:: PROBLEM REQUIREMENTS ::
Please reproduce every line of the records below, character for character.

:: RECORDS SUPPLIED ::

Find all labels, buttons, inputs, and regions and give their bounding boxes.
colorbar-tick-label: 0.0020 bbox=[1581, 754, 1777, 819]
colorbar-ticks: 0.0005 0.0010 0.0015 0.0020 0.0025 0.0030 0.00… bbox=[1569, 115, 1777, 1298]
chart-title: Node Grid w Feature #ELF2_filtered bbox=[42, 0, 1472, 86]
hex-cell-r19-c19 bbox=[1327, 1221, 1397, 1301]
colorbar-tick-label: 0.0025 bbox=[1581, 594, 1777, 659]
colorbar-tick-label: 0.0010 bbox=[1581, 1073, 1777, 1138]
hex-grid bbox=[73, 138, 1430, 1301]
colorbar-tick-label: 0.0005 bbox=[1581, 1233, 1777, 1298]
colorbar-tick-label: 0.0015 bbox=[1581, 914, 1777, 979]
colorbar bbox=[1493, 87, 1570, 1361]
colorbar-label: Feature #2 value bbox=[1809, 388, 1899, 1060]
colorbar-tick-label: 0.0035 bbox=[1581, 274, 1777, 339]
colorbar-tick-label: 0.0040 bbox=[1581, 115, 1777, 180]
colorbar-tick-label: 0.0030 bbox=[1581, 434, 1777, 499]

:: EXPECTED ANSWER ::
Find all labels, buttons, inputs, and regions and give their bounding boxes.
colorbar-tick-label: 0.0020 bbox=[1581, 754, 1777, 819]
colorbar-ticks: 0.0005 0.0010 0.0015 0.0020 0.0025 0.0030 0.00… bbox=[1569, 115, 1777, 1298]
chart-title: Node Grid w Feature #ELF2_filtered bbox=[42, 0, 1472, 86]
hex-cell-r19-c19 bbox=[1327, 1221, 1397, 1301]
colorbar-tick-label: 0.0025 bbox=[1581, 594, 1777, 659]
colorbar-tick-label: 0.0010 bbox=[1581, 1073, 1777, 1138]
hex-grid bbox=[73, 138, 1430, 1301]
colorbar-tick-label: 0.0005 bbox=[1581, 1233, 1777, 1298]
colorbar-tick-label: 0.0015 bbox=[1581, 914, 1777, 979]
colorbar bbox=[1493, 87, 1570, 1361]
colorbar-label: Feature #2 value bbox=[1809, 388, 1899, 1060]
colorbar-tick-label: 0.0035 bbox=[1581, 274, 1777, 339]
colorbar-tick-label: 0.0040 bbox=[1581, 115, 1777, 180]
colorbar-tick-label: 0.0030 bbox=[1581, 434, 1777, 499]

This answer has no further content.